▶ [Request]: Give only the number of lines in the listing below where the string "aging" occurs.

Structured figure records
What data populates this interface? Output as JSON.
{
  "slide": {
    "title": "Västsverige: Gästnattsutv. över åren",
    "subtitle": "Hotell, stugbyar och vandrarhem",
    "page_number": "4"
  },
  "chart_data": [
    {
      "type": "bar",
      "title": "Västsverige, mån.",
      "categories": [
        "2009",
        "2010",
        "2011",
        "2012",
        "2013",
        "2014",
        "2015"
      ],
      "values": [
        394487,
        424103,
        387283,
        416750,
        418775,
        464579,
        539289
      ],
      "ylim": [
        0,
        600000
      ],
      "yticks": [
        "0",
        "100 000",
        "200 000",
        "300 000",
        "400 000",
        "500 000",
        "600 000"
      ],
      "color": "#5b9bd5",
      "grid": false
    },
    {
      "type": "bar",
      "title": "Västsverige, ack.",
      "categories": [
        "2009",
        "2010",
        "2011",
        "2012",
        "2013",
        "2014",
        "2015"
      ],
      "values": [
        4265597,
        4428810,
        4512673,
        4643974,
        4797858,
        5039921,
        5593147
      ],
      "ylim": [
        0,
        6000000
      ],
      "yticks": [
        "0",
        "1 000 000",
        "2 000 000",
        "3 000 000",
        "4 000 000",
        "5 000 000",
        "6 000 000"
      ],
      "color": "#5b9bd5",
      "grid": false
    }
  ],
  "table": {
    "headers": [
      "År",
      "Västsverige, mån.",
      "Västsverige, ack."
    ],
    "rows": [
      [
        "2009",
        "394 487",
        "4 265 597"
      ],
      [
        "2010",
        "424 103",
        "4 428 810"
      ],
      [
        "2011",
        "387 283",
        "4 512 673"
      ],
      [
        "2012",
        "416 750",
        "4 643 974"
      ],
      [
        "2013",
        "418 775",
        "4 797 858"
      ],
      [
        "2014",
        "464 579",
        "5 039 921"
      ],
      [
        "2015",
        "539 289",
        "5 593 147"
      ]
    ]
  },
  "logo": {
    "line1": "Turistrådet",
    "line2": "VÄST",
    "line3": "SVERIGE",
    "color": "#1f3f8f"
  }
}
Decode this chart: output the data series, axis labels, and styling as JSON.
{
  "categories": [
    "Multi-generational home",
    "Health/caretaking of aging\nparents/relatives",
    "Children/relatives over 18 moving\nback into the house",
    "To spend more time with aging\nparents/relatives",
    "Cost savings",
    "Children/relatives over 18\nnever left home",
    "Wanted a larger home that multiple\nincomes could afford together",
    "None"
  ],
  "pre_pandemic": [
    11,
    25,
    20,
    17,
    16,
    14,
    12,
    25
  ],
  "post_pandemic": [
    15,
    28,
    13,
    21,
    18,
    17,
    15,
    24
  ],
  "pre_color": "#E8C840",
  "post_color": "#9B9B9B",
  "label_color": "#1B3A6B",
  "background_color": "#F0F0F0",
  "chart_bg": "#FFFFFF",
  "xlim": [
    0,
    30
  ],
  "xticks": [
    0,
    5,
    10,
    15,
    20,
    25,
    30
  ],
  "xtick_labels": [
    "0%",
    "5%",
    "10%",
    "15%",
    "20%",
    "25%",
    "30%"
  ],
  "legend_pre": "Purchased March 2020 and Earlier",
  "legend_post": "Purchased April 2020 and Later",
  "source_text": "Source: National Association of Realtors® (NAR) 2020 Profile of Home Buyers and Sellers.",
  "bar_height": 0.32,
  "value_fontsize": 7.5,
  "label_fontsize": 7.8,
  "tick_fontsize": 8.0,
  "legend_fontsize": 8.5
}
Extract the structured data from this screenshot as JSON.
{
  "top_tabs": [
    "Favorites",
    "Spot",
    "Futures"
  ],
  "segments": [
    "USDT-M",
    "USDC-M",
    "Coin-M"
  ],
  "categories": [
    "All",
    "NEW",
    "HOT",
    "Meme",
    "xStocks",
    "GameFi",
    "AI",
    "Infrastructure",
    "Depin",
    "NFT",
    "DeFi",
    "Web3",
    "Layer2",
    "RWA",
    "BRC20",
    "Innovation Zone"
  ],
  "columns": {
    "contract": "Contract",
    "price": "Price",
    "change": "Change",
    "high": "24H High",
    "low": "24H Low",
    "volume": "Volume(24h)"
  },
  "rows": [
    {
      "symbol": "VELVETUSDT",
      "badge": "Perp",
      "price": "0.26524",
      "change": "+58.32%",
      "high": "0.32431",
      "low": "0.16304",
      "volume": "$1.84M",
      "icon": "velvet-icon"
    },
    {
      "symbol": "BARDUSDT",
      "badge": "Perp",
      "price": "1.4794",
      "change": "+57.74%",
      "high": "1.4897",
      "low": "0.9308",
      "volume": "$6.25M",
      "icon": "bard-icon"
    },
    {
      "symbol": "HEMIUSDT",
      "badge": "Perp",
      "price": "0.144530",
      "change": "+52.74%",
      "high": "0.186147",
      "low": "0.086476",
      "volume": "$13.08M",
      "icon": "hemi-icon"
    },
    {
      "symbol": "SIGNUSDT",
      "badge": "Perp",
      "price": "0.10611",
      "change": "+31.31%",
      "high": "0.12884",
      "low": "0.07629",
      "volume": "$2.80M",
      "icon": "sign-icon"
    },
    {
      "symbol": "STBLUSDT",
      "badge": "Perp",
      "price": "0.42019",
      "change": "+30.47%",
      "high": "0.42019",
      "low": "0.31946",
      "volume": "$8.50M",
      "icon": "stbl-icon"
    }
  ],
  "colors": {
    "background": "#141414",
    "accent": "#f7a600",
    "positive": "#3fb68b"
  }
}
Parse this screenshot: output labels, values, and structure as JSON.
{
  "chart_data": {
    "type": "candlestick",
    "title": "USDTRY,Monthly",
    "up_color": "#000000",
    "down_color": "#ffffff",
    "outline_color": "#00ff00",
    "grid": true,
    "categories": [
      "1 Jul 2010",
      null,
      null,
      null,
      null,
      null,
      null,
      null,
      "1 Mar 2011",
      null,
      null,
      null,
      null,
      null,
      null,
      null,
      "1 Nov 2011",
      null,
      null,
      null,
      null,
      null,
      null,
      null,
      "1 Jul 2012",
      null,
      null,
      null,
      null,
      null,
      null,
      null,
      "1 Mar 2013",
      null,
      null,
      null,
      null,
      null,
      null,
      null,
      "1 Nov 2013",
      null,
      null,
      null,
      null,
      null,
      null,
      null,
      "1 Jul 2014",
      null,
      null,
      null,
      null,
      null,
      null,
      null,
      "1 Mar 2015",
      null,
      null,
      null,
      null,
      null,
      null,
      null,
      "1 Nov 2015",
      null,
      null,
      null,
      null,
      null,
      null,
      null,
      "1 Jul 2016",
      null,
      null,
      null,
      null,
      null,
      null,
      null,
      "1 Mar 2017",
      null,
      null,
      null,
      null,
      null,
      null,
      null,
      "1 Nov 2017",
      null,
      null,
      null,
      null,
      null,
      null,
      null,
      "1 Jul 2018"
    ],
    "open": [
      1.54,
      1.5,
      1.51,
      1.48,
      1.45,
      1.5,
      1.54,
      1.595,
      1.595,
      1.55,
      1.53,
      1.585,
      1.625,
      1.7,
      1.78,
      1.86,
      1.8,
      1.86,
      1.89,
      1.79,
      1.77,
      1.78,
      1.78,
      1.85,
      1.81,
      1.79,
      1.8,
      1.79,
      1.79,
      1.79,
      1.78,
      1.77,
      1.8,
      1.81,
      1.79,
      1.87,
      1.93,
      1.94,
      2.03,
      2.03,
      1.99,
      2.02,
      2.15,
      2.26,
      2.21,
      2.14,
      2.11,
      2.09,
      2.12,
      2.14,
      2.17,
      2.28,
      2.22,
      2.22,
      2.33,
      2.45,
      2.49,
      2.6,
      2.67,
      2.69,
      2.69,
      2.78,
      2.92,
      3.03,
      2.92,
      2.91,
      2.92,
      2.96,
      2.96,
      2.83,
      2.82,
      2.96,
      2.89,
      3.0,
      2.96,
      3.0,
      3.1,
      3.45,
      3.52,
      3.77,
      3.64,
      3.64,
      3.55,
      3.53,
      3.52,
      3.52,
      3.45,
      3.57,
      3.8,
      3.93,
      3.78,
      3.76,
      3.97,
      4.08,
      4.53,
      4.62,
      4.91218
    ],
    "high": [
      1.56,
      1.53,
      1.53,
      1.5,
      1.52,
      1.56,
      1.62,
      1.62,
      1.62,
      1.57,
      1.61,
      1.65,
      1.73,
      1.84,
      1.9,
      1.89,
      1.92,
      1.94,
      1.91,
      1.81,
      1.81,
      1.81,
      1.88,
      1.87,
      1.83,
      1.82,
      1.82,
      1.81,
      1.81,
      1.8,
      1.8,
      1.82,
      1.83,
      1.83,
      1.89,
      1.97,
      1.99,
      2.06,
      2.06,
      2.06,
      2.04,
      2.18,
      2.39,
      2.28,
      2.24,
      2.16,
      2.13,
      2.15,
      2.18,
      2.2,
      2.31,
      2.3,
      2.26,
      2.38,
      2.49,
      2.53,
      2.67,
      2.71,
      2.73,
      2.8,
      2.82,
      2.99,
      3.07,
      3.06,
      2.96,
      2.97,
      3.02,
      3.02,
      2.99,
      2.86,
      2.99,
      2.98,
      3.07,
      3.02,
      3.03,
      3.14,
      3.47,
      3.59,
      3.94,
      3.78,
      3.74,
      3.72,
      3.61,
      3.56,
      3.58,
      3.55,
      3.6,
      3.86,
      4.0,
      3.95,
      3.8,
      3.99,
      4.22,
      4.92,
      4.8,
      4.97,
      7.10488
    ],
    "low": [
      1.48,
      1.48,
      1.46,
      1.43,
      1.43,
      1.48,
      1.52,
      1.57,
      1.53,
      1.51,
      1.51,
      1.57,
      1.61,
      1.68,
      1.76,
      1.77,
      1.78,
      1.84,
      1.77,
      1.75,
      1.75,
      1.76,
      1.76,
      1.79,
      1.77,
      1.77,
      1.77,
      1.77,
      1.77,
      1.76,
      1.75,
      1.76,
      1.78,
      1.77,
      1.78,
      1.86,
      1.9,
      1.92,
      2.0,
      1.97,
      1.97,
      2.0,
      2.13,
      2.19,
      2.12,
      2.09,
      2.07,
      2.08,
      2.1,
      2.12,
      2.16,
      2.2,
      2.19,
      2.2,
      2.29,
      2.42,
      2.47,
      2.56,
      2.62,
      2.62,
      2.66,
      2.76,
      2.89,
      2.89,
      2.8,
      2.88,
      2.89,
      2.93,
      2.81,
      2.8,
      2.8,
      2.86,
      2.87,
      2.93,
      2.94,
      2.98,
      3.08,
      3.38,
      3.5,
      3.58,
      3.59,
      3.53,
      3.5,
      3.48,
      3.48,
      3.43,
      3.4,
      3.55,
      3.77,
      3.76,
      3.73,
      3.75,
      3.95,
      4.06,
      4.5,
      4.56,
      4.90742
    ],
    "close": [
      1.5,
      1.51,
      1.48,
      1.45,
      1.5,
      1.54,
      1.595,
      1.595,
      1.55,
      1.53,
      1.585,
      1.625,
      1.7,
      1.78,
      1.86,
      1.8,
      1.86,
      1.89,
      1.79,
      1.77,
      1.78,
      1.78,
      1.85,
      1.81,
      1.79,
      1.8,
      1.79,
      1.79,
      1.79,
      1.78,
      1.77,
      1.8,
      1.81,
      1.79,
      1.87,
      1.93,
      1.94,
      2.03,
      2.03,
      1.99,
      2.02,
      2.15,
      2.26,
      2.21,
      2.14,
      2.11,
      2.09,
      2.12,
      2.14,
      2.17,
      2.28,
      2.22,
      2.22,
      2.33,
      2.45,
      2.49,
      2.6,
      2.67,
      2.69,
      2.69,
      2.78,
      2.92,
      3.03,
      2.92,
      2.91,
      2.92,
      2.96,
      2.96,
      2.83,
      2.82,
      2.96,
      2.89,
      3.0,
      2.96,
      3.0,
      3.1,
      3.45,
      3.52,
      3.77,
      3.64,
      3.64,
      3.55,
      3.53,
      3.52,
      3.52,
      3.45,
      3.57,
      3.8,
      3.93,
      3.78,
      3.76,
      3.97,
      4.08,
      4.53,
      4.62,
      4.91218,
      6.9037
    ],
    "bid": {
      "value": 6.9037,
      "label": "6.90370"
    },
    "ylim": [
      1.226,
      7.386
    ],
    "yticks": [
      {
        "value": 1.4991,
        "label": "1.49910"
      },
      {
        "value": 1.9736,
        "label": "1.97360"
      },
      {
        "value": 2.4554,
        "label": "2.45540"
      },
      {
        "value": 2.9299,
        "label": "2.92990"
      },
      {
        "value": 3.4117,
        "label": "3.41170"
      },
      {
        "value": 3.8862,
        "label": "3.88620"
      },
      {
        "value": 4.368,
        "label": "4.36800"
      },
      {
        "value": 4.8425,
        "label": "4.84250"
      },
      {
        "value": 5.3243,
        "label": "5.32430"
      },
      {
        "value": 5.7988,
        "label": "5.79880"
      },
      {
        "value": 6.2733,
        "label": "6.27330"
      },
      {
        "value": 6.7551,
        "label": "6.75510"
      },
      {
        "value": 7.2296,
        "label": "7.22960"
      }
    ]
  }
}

▶ [Exercise solution]: 2